--- INPUT FOR THIS TASK ---

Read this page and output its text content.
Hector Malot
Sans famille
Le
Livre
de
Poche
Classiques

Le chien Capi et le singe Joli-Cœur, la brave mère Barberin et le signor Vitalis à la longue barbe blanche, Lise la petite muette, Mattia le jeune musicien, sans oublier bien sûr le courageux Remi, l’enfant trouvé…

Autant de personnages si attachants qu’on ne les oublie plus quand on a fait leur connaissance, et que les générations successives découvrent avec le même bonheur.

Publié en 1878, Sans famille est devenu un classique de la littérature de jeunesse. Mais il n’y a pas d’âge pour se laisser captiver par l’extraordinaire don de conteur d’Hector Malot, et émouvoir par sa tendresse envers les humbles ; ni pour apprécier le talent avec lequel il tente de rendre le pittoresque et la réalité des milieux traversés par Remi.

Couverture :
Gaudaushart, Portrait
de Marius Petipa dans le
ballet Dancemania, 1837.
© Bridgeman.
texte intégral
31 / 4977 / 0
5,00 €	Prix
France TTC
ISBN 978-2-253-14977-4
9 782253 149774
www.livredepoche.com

---
--- INPUT FOR THIS TASK ---

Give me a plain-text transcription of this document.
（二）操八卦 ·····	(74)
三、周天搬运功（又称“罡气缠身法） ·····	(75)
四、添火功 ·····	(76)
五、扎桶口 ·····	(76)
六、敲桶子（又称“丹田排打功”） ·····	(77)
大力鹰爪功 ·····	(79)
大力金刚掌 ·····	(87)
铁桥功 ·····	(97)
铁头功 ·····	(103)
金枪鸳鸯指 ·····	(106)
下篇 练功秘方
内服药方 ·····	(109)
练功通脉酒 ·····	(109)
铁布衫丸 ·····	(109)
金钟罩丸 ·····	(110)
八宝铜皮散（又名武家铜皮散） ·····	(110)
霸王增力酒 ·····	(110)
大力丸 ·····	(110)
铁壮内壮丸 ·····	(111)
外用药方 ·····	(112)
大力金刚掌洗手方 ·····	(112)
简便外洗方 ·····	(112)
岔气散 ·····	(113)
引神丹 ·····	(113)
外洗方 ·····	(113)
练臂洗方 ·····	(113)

---

PROBLEM:
Within the listing above, copy each line that has the string "famille".

SOLUTION TO THIS EXERCISE:
Sans famille
Publié en 1878, Sans famille est devenu un classique de la littérature de jeunesse. Mais il n’y a pas d’âge pour se laisser captiver par l’extraordinaire don de conteur d’Hector Malot, et émouvoir par sa tendresse envers les humbles ; ni pour apprécier le talent avec lequel il tente de rendre le pittoresque et la réalité des milieux traversés par Remi.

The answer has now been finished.